==== Data extract ====
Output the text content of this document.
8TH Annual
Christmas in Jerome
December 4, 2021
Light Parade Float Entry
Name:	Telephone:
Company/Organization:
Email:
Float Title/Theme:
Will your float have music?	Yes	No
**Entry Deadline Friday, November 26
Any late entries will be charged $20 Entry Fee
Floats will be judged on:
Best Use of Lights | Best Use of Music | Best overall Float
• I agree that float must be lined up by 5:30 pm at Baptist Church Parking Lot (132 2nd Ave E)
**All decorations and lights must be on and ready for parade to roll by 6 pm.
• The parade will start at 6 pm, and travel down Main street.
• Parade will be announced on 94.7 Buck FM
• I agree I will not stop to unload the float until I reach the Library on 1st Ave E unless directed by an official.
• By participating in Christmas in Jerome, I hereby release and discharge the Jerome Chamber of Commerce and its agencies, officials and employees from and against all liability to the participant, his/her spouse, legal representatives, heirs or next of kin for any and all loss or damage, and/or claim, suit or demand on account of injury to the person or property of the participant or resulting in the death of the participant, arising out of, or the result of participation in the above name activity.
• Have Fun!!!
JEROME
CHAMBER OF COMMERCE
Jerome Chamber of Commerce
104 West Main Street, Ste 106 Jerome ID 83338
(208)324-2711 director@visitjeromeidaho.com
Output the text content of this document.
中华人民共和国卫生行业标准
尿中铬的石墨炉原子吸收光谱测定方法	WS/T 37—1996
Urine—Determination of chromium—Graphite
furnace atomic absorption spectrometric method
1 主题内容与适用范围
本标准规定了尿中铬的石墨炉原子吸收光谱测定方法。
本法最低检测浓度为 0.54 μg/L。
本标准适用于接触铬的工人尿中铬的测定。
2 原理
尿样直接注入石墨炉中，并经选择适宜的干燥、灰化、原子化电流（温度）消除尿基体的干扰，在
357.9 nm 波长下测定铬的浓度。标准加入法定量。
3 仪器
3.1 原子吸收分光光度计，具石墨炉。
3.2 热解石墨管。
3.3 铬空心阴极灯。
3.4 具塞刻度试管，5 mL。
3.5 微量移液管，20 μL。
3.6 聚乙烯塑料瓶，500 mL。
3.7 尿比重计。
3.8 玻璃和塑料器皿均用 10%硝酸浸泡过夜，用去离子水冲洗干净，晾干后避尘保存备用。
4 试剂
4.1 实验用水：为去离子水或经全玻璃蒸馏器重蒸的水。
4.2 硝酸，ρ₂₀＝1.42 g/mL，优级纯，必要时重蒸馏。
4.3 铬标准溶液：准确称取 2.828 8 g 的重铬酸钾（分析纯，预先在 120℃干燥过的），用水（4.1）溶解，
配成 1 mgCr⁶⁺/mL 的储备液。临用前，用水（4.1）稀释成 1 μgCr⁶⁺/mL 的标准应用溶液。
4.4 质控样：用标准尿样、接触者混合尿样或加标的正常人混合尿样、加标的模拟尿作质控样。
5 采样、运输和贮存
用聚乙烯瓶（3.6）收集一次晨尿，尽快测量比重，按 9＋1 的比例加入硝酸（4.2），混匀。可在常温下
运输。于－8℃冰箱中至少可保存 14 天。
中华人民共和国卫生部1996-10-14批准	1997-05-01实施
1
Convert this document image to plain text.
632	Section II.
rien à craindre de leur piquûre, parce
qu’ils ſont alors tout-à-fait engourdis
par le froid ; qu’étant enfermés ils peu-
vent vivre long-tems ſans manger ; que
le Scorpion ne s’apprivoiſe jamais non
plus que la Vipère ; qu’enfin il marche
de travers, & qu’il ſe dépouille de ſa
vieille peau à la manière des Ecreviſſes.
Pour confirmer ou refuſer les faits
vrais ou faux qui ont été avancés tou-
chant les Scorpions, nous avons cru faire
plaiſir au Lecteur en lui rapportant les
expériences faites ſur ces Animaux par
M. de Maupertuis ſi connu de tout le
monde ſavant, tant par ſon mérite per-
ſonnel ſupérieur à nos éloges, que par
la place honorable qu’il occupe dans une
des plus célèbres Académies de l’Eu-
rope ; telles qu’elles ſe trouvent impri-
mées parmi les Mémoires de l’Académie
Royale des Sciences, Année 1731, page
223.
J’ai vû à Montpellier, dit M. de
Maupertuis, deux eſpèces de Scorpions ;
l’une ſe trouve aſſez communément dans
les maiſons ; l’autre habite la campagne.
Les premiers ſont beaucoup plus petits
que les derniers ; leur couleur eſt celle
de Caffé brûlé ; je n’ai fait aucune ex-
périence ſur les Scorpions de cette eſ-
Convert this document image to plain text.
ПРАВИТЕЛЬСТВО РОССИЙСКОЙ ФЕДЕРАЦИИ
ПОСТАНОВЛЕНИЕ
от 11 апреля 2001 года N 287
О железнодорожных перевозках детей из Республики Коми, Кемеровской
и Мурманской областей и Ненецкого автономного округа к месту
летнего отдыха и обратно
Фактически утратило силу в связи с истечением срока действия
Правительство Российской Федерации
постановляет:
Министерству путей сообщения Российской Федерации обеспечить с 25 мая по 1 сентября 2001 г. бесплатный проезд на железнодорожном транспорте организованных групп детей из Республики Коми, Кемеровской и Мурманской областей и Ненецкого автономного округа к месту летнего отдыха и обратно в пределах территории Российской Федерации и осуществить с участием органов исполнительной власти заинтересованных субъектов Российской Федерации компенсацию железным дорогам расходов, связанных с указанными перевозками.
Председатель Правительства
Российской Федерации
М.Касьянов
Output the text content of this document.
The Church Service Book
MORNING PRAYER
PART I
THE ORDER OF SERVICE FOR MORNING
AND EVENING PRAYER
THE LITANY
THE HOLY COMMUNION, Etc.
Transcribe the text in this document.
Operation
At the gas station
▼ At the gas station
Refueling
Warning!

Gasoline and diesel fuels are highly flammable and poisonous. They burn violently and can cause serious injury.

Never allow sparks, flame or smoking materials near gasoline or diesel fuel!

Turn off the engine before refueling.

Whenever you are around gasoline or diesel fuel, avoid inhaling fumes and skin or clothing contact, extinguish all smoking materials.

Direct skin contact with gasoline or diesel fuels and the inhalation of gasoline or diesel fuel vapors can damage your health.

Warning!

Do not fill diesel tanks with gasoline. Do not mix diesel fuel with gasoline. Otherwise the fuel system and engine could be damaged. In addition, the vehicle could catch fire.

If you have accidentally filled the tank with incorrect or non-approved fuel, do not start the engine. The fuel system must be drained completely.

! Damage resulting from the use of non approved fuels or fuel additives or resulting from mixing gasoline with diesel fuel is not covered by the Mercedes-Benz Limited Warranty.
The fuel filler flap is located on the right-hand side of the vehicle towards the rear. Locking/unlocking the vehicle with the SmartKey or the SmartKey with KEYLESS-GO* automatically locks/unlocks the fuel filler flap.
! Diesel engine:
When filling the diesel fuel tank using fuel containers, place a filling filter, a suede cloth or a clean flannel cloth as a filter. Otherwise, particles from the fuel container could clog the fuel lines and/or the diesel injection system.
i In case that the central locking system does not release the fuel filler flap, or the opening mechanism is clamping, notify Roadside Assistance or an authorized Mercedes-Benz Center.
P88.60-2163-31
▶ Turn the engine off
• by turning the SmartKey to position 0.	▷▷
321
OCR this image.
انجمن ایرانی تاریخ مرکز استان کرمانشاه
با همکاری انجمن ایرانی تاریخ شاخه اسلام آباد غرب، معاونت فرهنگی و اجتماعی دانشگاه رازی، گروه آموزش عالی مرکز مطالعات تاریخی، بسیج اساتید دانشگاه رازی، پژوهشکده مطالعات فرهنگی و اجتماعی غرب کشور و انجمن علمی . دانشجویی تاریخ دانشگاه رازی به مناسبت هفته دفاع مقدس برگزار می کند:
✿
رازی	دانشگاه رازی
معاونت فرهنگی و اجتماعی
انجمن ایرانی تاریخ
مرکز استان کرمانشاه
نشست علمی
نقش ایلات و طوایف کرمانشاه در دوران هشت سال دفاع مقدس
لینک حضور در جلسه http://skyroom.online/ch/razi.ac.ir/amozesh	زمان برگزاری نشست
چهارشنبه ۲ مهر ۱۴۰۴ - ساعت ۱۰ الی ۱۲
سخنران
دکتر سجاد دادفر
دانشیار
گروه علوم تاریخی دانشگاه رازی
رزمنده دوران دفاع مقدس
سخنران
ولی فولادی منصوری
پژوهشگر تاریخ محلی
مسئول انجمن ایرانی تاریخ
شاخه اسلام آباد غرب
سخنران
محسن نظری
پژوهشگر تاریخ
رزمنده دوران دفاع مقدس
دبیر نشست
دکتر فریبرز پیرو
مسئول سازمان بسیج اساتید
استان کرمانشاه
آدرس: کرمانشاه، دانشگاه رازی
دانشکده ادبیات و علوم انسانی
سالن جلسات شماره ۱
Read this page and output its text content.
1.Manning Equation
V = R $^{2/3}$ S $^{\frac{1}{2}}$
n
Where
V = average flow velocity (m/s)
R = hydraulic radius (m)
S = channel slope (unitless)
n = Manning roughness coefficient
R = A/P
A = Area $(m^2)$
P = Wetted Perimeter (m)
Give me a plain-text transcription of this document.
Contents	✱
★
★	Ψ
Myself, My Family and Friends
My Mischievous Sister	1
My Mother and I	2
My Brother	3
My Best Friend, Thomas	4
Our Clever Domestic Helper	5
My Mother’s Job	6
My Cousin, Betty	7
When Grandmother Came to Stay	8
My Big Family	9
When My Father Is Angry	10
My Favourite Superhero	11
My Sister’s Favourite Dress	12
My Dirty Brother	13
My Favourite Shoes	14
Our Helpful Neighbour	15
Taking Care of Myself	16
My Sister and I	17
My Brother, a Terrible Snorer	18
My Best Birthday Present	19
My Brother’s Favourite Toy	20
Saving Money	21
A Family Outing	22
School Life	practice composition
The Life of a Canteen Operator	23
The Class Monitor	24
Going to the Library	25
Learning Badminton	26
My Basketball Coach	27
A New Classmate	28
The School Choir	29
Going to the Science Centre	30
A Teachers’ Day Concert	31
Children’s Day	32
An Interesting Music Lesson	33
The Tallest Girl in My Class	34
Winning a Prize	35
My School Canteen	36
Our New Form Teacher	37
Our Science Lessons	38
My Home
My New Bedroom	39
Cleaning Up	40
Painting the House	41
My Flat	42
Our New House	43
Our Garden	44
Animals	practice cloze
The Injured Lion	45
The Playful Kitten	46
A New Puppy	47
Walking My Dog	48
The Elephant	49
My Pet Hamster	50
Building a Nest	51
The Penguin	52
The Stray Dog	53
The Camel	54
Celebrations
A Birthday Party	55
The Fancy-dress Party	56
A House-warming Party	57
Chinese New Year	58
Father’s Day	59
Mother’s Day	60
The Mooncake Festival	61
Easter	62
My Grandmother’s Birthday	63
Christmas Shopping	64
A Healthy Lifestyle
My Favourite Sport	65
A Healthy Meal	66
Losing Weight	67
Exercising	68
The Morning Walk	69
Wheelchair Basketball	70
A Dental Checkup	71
====
* [Task to complete]:
Determine how many of the lines above hold the word "Party", and output that number by itself.

* [Response]:
3